■ **Exercise directions**:
Skip the pictures. Reproduce all other material exactly.

■ **Recorded data**:
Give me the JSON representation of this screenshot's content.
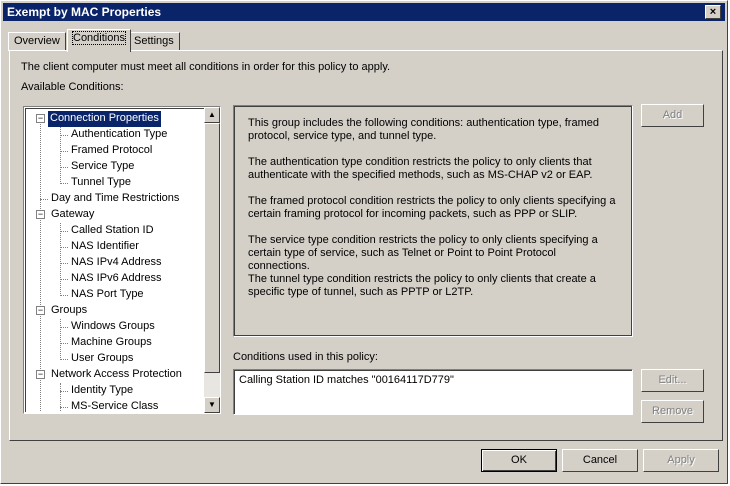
{
  "window": {
    "title": "Exempt by MAC Properties",
    "close_glyph": "×"
  },
  "tabs": [
    {
      "label": "Overview",
      "active": false
    },
    {
      "label": "Conditions",
      "active": true
    },
    {
      "label": "Settings",
      "active": false
    }
  ],
  "intro_text": "The client computer must meet all conditions in order for this policy to apply.",
  "available_label": "Available Conditions:",
  "tree": [
    {
      "label": "Connection Properties",
      "level": 0,
      "expander": "−",
      "selected": true
    },
    {
      "label": "Authentication Type",
      "level": 1
    },
    {
      "label": "Framed Protocol",
      "level": 1
    },
    {
      "label": "Service Type",
      "level": 1
    },
    {
      "label": "Tunnel Type",
      "level": 1
    },
    {
      "label": "Day and Time Restrictions",
      "level": 0
    },
    {
      "label": "Gateway",
      "level": 0,
      "expander": "−"
    },
    {
      "label": "Called Station ID",
      "level": 1
    },
    {
      "label": "NAS Identifier",
      "level": 1
    },
    {
      "label": "NAS IPv4 Address",
      "level": 1
    },
    {
      "label": "NAS IPv6 Address",
      "level": 1
    },
    {
      "label": "NAS Port Type",
      "level": 1
    },
    {
      "label": "Groups",
      "level": 0,
      "expander": "−"
    },
    {
      "label": "Windows Groups",
      "level": 1
    },
    {
      "label": "Machine Groups",
      "level": 1
    },
    {
      "label": "User Groups",
      "level": 1
    },
    {
      "label": "Network Access Protection",
      "level": 0,
      "expander": "−"
    },
    {
      "label": "Identity Type",
      "level": 1
    },
    {
      "label": "MS-Service Class",
      "level": 1
    }
  ],
  "description": [
    "This group includes the following conditions: authentication type, framed protocol, service type, and tunnel type.",
    "The authentication type condition restricts the policy to only clients that authenticate with the specified methods, such as MS-CHAP v2 or EAP.",
    "The framed protocol condition restricts the policy to only clients specifying a certain framing protocol for incoming packets, such as PPP or SLIP.",
    "The service type condition restricts the policy to only clients specifying a certain type of service, such as Telnet or Point to Point Protocol connections.",
    "The tunnel type condition restricts the policy to only clients that create a specific type of tunnel, such as PPTP or L2TP."
  ],
  "buttons": {
    "add": "Add",
    "edit": "Edit...",
    "remove": "Remove",
    "ok": "OK",
    "cancel": "Cancel",
    "apply": "Apply"
  },
  "conditions_label": "Conditions used in this policy:",
  "conditions_used": [
    "Calling Station ID matches \"00164117D779\""
  ],
  "scrollbar": {
    "up_glyph": "▲",
    "down_glyph": "▼"
  },
  "colors": {
    "face": "#d4d0c8",
    "title_bar": "#0a246a",
    "selection": "#0a246a"
  }
}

■ **Task solution**:
Give me the JSON representation of this screenshot's content.
{
  "window": {
    "title": "Exempt by MAC Properties",
    "close_glyph": "×"
  },
  "tabs": [
    {
      "label": "Overview",
      "active": false
    },
    {
      "label": "Conditions",
      "active": true
    },
    {
      "label": "Settings",
      "active": false
    }
  ],
  "intro_text": "The client computer must meet all conditions in order for this policy to apply.",
  "available_label": "Available Conditions:",
  "tree": [
    {
      "label": "Connection Properties",
      "level": 0,
      "expander": "−",
      "selected": true
    },
    {
      "label": "Authentication Type",
      "level": 1
    },
    {
      "label": "Framed Protocol",
      "level": 1
    },
    {
      "label": "Service Type",
      "level": 1
    },
    {
      "label": "Tunnel Type",
      "level": 1
    },
    {
      "label": "Day and Time Restrictions",
      "level": 0
    },
    {
      "label": "Gateway",
      "level": 0,
      "expander": "−"
    },
    {
      "label": "Called Station ID",
      "level": 1
    },
    {
      "label": "NAS Identifier",
      "level": 1
    },
    {
      "label": "NAS IPv4 Address",
      "level": 1
    },
    {
      "label": "NAS IPv6 Address",
      "level": 1
    },
    {
      "label": "NAS Port Type",
      "level": 1
    },
    {
      "label": "Groups",
      "level": 0,
      "expander": "−"
    },
    {
      "label": "Windows Groups",
      "level": 1
    },
    {
      "label": "Machine Groups",
      "level": 1
    },
    {
      "label": "User Groups",
      "level": 1
    },
    {
      "label": "Network Access Protection",
      "level": 0,
      "expander": "−"
    },
    {
      "label": "Identity Type",
      "level": 1
    },
    {
      "label": "MS-Service Class",
      "level": 1
    }
  ],
  "description": [
    "This group includes the following conditions: authentication type, framed protocol, service type, and tunnel type.",
    "The authentication type condition restricts the policy to only clients that authenticate with the specified methods, such as MS-CHAP v2 or EAP.",
    "The framed protocol condition restricts the policy to only clients specifying a certain framing protocol for incoming packets, such as PPP or SLIP.",
    "The service type condition restricts the policy to only clients specifying a certain type of service, such as Telnet or Point to Point Protocol connections.",
    "The tunnel type condition restricts the policy to only clients that create a specific type of tunnel, such as PPTP or L2TP."
  ],
  "buttons": {
    "add": "Add",
    "edit": "Edit...",
    "remove": "Remove",
    "ok": "OK",
    "cancel": "Cancel",
    "apply": "Apply"
  },
  "conditions_label": "Conditions used in this policy:",
  "conditions_used": [
    "Calling Station ID matches \"00164117D779\""
  ],
  "scrollbar": {
    "up_glyph": "▲",
    "down_glyph": "▼"
  },
  "colors": {
    "face": "#d4d0c8",
    "title_bar": "#0a246a",
    "selection": "#0a246a"
  }
}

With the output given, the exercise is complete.